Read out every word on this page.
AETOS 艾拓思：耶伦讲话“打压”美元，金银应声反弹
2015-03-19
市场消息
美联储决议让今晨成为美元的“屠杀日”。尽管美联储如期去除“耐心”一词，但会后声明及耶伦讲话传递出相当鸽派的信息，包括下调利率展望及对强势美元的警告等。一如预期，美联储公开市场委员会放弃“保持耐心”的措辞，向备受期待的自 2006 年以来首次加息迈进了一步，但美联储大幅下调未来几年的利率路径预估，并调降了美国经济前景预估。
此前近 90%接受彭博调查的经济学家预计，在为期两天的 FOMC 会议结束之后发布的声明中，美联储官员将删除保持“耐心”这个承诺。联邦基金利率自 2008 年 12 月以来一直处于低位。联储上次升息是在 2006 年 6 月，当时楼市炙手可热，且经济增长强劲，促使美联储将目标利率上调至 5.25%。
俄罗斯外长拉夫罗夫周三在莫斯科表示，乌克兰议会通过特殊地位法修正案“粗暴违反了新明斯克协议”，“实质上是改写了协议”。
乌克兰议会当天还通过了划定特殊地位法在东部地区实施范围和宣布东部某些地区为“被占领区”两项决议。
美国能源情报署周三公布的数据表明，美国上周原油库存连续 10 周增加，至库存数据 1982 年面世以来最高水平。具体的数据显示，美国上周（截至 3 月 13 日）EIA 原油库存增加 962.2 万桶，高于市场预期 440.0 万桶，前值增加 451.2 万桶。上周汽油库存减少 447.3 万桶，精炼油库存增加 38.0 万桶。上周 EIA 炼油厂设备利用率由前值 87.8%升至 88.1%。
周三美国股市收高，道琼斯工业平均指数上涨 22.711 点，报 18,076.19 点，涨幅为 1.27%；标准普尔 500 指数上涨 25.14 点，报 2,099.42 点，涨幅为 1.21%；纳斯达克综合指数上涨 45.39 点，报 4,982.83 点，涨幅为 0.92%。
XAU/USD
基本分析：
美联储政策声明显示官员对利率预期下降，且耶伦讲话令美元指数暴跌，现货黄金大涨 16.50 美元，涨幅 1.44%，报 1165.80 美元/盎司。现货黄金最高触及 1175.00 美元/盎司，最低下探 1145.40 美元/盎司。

::::::::

- Exercise: Write out all the lines again, exactly as they are.

- Answer for this exercise:
Read out every word on this page.
AETOS 艾拓思：耶伦讲话“打压”美元，金银应声反弹
2015-03-19
市场消息
美联储决议让今晨成为美元的“屠杀日”。尽管美联储如期去除“耐心”一词，但会后声明及耶伦讲话传递出相当鸽派的信息，包括下调利率展望及对强势美元的警告等。一如预期，美联储公开市场委员会放弃“保持耐心”的措辞，向备受期待的自 2006 年以来首次加息迈进了一步，但美联储大幅下调未来几年的利率路径预估，并调降了美国经济前景预估。
此前近 90%接受彭博调查的经济学家预计，在为期两天的 FOMC 会议结束之后发布的声明中，美联储官员将删除保持“耐心”这个承诺。联邦基金利率自 2008 年 12 月以来一直处于低位。联储上次升息是在 2006 年 6 月，当时楼市炙手可热，且经济增长强劲，促使美联储将目标利率上调至 5.25%。
俄罗斯外长拉夫罗夫周三在莫斯科表示，乌克兰议会通过特殊地位法修正案“粗暴违反了新明斯克协议”，“实质上是改写了协议”。
乌克兰议会当天还通过了划定特殊地位法在东部地区实施范围和宣布东部某些地区为“被占领区”两项决议。
美国能源情报署周三公布的数据表明，美国上周原油库存连续 10 周增加，至库存数据 1982 年面世以来最高水平。具体的数据显示，美国上周（截至 3 月 13 日）EIA 原油库存增加 962.2 万桶，高于市场预期 440.0 万桶，前值增加 451.2 万桶。上周汽油库存减少 447.3 万桶，精炼油库存增加 38.0 万桶。上周 EIA 炼油厂设备利用率由前值 87.8%升至 88.1%。
周三美国股市收高，道琼斯工业平均指数上涨 22.711 点，报 18,076.19 点，涨幅为 1.27%；标准普尔 500 指数上涨 25.14 点，报 2,099.42 点，涨幅为 1.21%；纳斯达克综合指数上涨 45.39 点，报 4,982.83 点，涨幅为 0.92%。
XAU/USD
基本分析：
美联储政策声明显示官员对利率预期下降，且耶伦讲话令美元指数暴跌，现货黄金大涨 16.50 美元，涨幅 1.44%，报 1165.80 美元/盎司。现货黄金最高触及 1175.00 美元/盎司，最低下探 1145.40 美元/盎司。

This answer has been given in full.